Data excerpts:
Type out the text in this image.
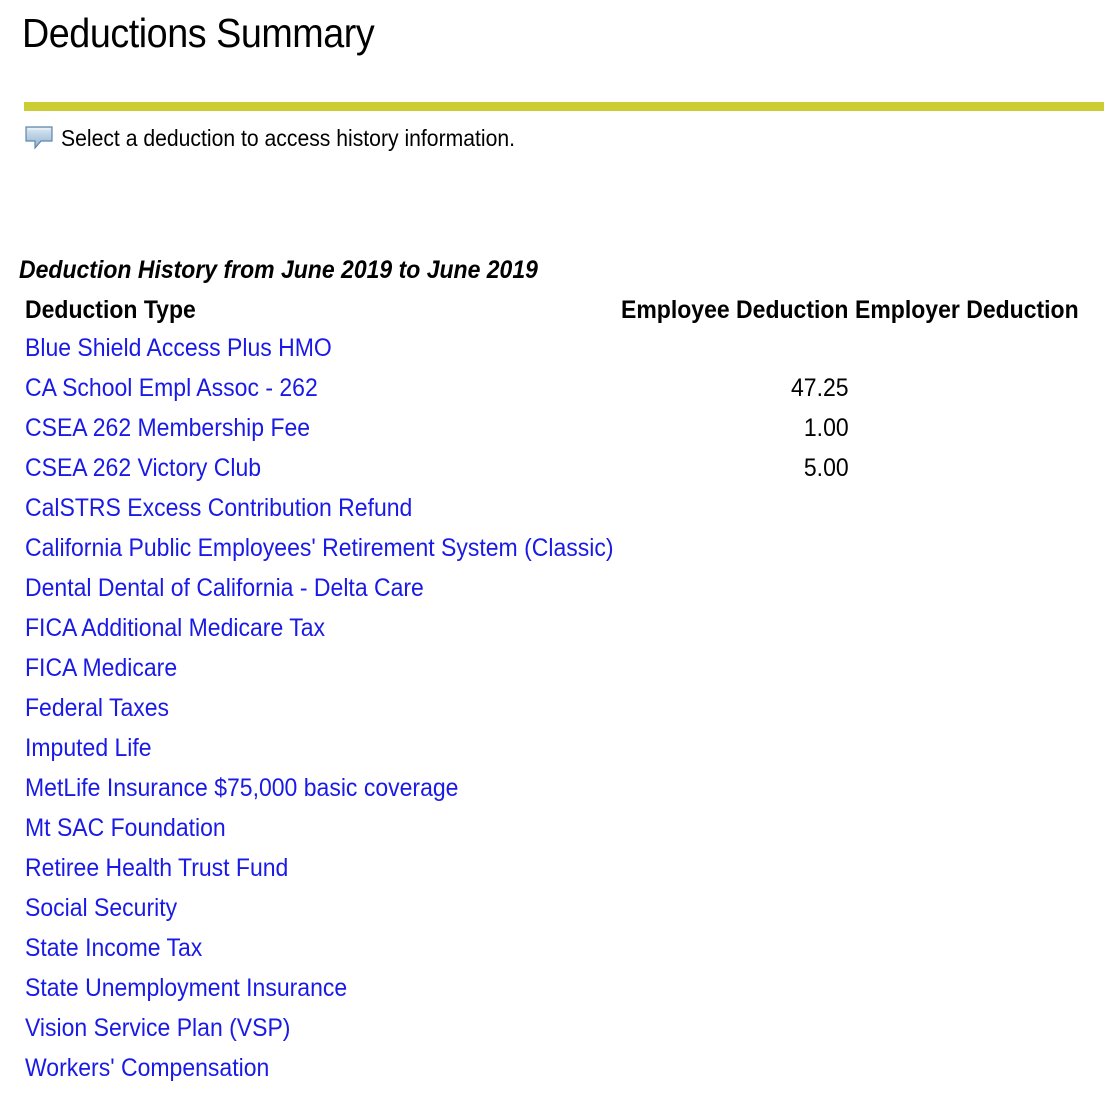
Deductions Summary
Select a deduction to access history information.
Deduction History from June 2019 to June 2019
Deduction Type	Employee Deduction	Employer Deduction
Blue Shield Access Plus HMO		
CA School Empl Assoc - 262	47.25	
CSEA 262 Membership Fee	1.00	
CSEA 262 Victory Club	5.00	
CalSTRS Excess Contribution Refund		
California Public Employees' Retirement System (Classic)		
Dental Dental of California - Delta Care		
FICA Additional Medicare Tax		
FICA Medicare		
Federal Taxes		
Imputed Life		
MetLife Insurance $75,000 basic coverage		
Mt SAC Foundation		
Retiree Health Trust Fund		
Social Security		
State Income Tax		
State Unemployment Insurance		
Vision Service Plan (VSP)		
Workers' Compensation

---

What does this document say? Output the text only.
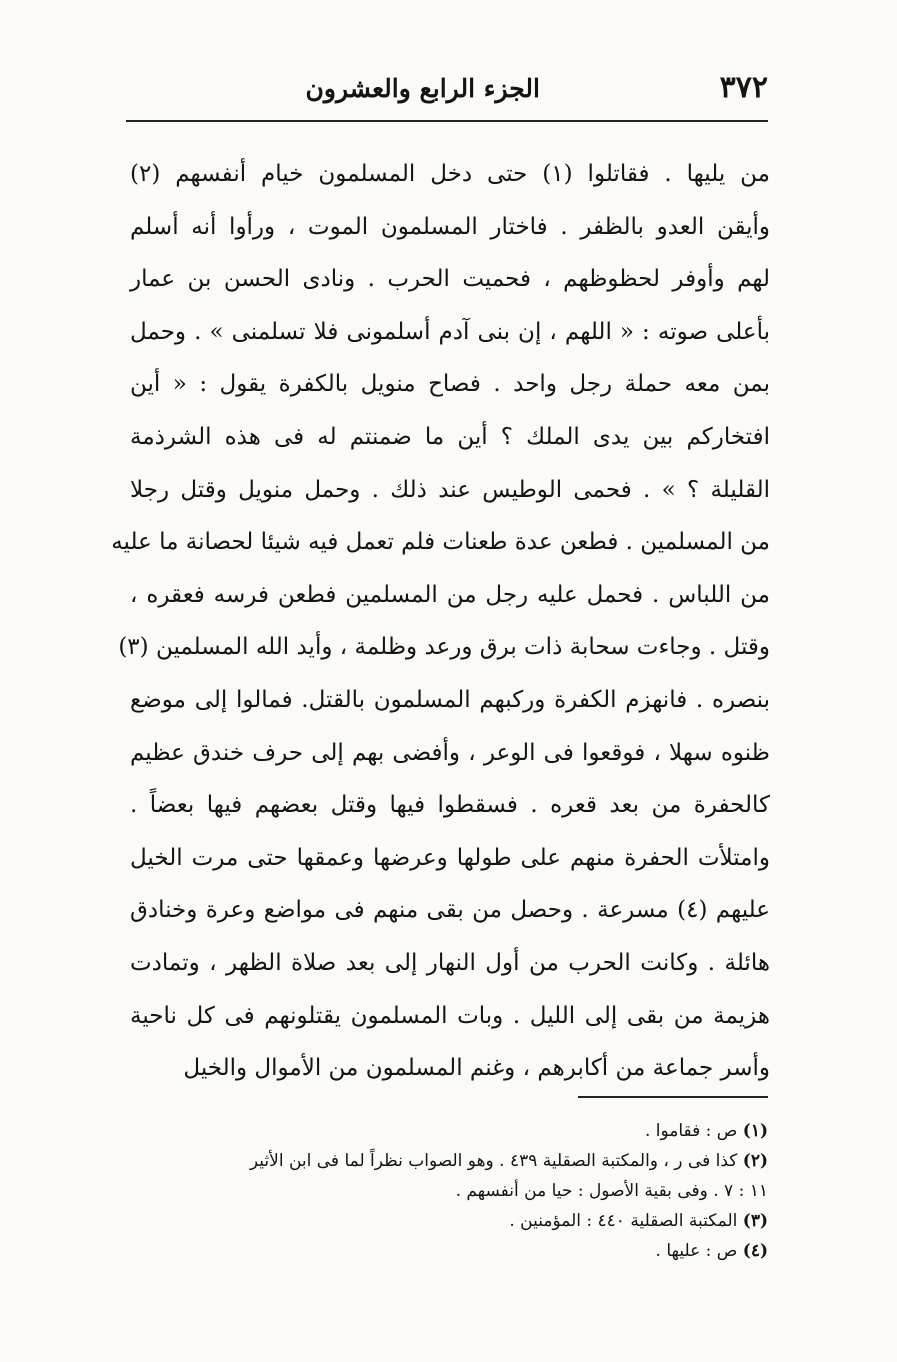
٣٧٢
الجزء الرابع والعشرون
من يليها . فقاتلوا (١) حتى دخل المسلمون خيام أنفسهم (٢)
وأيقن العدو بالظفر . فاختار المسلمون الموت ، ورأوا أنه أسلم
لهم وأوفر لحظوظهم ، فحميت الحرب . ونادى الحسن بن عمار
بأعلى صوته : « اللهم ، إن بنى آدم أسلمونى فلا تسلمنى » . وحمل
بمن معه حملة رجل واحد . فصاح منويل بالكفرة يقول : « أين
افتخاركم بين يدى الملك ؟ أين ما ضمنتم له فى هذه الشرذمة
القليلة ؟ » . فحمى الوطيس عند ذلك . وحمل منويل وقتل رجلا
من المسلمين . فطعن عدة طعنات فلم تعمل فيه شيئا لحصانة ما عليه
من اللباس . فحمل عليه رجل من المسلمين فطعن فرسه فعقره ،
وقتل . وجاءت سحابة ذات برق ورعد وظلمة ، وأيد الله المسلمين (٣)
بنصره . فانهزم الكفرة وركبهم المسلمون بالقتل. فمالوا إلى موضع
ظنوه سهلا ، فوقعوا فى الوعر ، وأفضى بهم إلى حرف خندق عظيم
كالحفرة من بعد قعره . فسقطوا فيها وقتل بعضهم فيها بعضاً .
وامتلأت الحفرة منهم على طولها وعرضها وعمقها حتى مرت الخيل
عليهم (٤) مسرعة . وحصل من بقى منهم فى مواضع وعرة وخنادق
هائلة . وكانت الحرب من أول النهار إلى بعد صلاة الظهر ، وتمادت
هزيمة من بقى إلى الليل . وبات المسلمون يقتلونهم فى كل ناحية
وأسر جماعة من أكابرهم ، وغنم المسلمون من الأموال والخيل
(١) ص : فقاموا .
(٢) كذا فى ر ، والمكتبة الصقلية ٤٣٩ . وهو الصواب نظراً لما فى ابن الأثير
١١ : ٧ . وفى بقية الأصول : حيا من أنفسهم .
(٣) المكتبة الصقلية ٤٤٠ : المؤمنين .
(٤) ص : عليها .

## YOUR OBJECTIVE:
Check each line above for the string "الحرب", then copy the ones that have it.

## ANSWER TO THIS EXERCISE:
لهم وأوفر لحظوظهم ، فحميت الحرب . ونادى الحسن بن عمار
هائلة . وكانت الحرب من أول النهار إلى بعد صلاة الظهر ، وتمادت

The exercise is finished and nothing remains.